Copy every line in which the string "this" occurs.
◇ ◇ ◇ ◇ ◇
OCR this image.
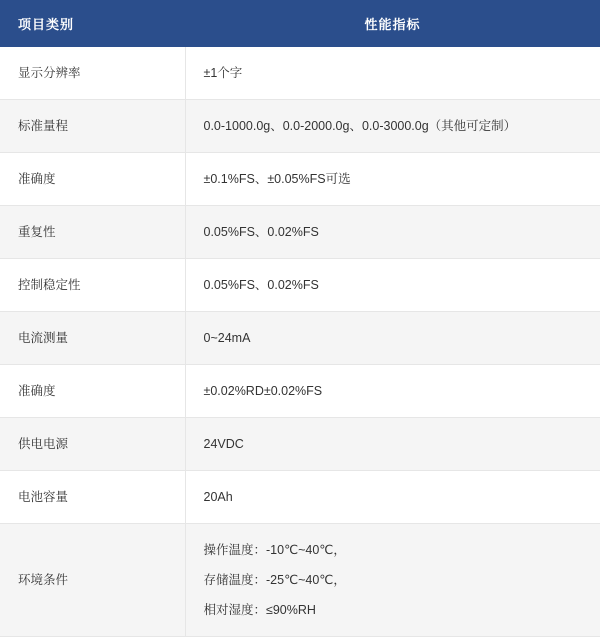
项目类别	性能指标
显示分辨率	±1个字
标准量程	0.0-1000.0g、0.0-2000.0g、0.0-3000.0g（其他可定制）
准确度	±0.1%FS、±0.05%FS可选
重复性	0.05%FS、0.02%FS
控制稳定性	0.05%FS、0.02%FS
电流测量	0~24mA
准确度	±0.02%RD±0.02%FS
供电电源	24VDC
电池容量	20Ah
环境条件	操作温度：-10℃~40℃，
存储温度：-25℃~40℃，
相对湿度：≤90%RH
◇ ◇ ◇ ◇ ◇
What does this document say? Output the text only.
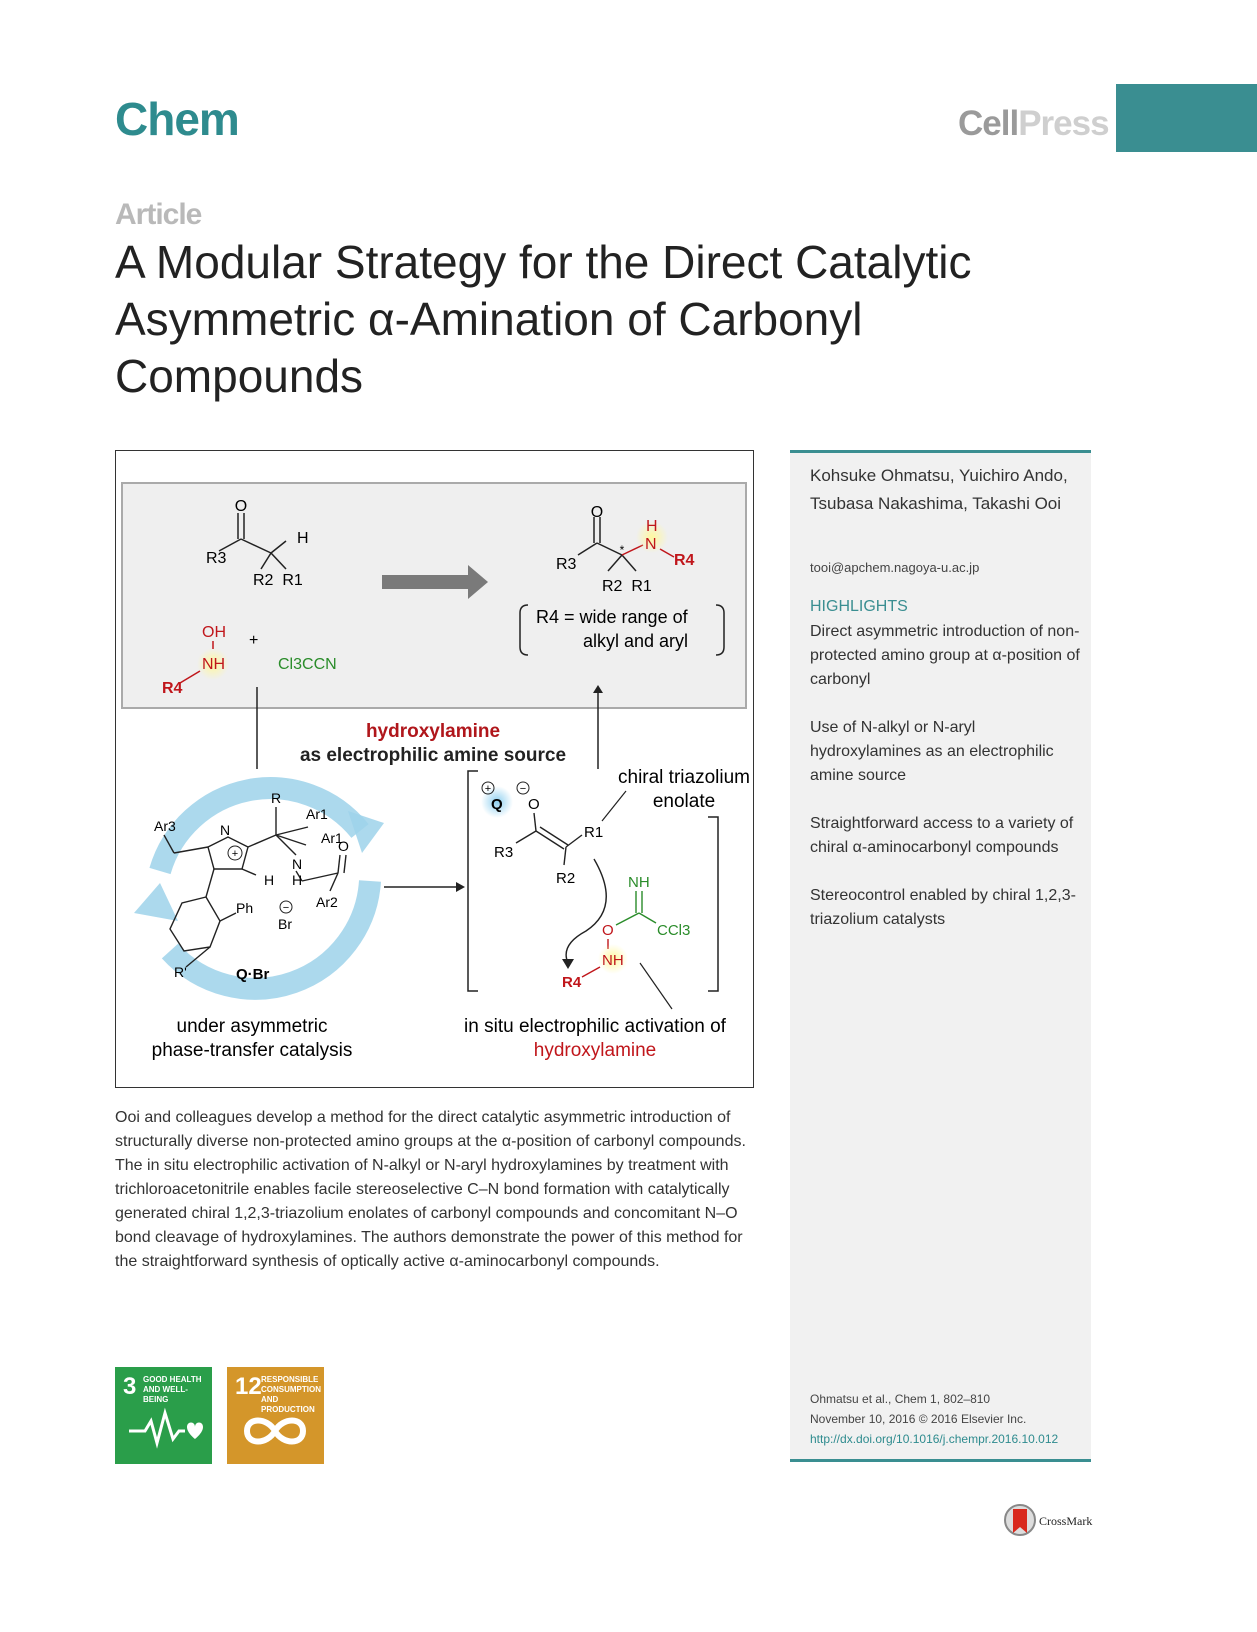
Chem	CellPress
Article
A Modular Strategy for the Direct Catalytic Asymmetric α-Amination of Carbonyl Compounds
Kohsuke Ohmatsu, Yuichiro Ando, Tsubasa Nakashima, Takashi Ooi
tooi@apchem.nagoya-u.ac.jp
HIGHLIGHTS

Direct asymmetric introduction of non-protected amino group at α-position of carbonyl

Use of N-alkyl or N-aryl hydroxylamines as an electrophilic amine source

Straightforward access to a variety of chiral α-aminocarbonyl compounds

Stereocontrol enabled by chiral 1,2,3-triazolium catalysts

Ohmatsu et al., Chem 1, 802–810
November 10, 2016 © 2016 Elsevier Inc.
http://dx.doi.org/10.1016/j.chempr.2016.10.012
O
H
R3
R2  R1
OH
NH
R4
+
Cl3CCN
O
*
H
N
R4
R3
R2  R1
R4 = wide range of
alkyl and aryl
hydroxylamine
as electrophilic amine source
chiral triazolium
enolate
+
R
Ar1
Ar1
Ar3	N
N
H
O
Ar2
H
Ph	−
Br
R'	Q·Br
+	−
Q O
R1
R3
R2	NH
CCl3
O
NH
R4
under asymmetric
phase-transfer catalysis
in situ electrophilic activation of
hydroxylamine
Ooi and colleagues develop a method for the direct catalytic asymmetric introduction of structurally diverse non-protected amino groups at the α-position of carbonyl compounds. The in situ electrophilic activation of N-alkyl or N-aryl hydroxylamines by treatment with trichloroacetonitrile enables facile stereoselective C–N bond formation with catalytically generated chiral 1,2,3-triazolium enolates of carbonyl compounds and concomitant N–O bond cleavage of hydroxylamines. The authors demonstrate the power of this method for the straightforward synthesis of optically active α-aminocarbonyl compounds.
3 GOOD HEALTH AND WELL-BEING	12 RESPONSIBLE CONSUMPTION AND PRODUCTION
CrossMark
◇ ◇ ◇ ◇ ◇
--- Complete response ---
OCR this image.
What does this document say? Output the text only.
Ooi and colleagues develop a method for the direct catalytic asymmetric introduction of structurally diverse non-protected amino groups at the α-position of carbonyl compounds. The in situ electrophilic activation of N-alkyl or N-aryl hydroxylamines by treatment with trichloroacetonitrile enables facile stereoselective C–N bond formation with catalytically generated chiral 1,2,3-triazolium enolates of carbonyl compounds and concomitant N–O bond cleavage of hydroxylamines. The authors demonstrate the power of this method for the straightforward synthesis of optically active α-aminocarbonyl compounds.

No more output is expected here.